Given passage
******

I have a tricky problem regarding multiple monitors on KDE (Kubuntu). I have a laptop which, at home, is connected to two monitors - VGA and HDMI. That works only when the built-in laptop display is disabled (at least I was told that).

The problem is that now I took the laptop away and booted it up with no external monitors connected. The system remembers that the built-in display was disabled, so it disables it even though it is the only monitor connected. Obviously, that makes the laptop pretty much unusable. Switching to a terminal through Ctrl+Alt+F# works, I can login; even Guest works normally.

The question is, how do I (re)set an account's monitor settings through terminals, since I can't use the GUI?


  • 3
    Related question with a recent answer re xrandr that might be useful.
    – user76204
    Feb 25, 2013 at 20:16
  • 2
    This helped when I could use the console on the second monitor, xrandr was able to set my settings. However, when i can only use the non-gui terminal, xrandr says it can't open display, so it's pretty useless. Feb 27, 2013 at 8:48
  • How did you disable the built-in laptop display? Feb 27, 2013 at 18:00
  • I don't know if there's a relevant difference to KDE, but in standard ubuntu it works just fine for me (with the internal monitor switched off via the GUI, with the laptop lid closed and the laptop sitting comfortably in its docking station). Feb 27, 2013 at 18:03
  • 1
    do you mean that I have to set the settings every time I use the laptop with and without external monitors? If so, that sucks. Anyway, I need to know how to do that through tty Feb 28, 2013 at 17:40

5 Answers 5


The command xrandr -s 0 should reset your displays in terminal. More can be found at the following site or from man xrandr in terminal.


  • Welcome to Ask Ubuntu! While this answers the question, it would be preferable to include the essential parts of the answer here, and provide the link for reference.
    – guntbert
    Dec 6, 2014 at 20:25
  • 4
    Yes, this works. The other answers are just too bloated, complicated or not efficient. Also might be of some value to note that if you experience a black screen (and cannot see anything), you can open your terminal with shortcut keys and blindly type "xrandr -s 0". That's what i did :)
    – kodeart
    Jan 19, 2015 at 12:31
  • 1
    Note that in two-monitor setups, this command may deactivate the second monitor, rather than setting both monitors to their default resolution.
    – Darien
    Mar 23, 2017 at 0:01
  • On my system, the command disables both external monitors, but also resets their configuration to default - which fixes the VGA DCC detection that gets broken from time to time. After which I just need to re-enable the screens and reposition them using the Displays tool. Its not ideal but its is very workable and better than my previous solution, which was to suspend and wake the computer a few times until it resets the VGA port.

******

Data
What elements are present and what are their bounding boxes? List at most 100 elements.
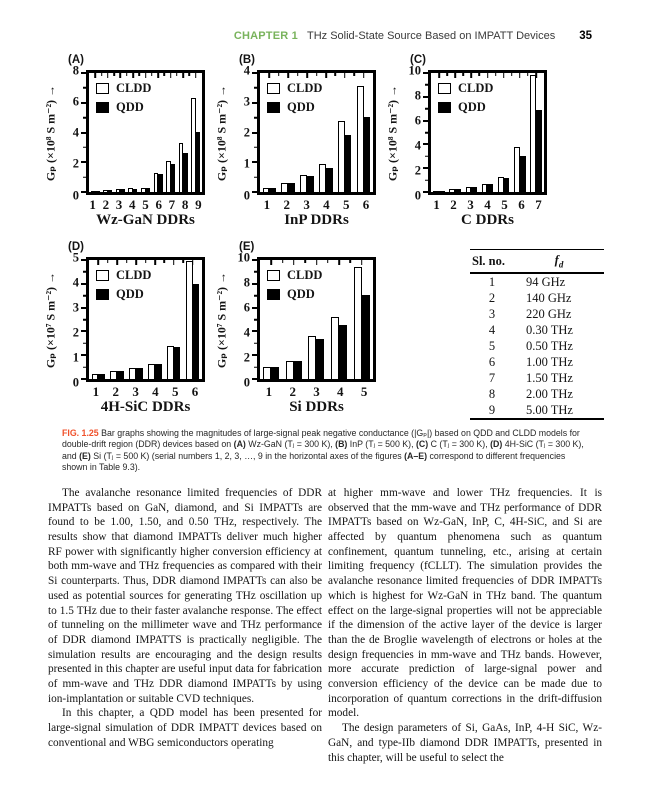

******

What you need to do
[A] In the Kubuntu multi-monitor thread, which command does the answer say should reset the displays from a terminal?
[B] Continue the Kubuntu multi-monitor thread from its final comment onward.

Responses to the exercise
[A] xrandr -s 0

[B]
    – Guss
    Apr 30, 2017 at 14:01

Whenever I put my Lubuntu laptop to sleep when it's exclusively displaying on my TV and wake it up after having unplugged it, I end up with a black screen because the wrong resolution is assigned. So same problem as you, I need to set the resolution from the TTY1 virtual terminal I can reach with Ctrl-alt-F1, but xrandr doesn't seem to work. I scoured pages of Google search results before coming upon the solution, so I thought I'd share.

The key thing is that xrandr apparently only works on the currently focused display. So you have to chain a sleep command before your xrandr command to give you time to switch back to the X server with Ctrl-alt-F7 so the command is executed there. Otherwise you get an error like xrandr: Configure crtc 0 failed.

  1. Open virtual terminal with Ctrl-alt-F1 and log in

To get the names of connected screens (and assuming your X server is running on :0 ):

  1. $xrandr -d :0

To modify display settings:

  1. $sleep 5; xrandr --output LVDS1 --auto -d :0

Substitute LVDS1 by the output you want to modify, and --auto by whatever xrandr parameters you wanna use.

  1. Switch to the X server with Ctrl-alt-F7 before the sleep delay you set in the command above elapses.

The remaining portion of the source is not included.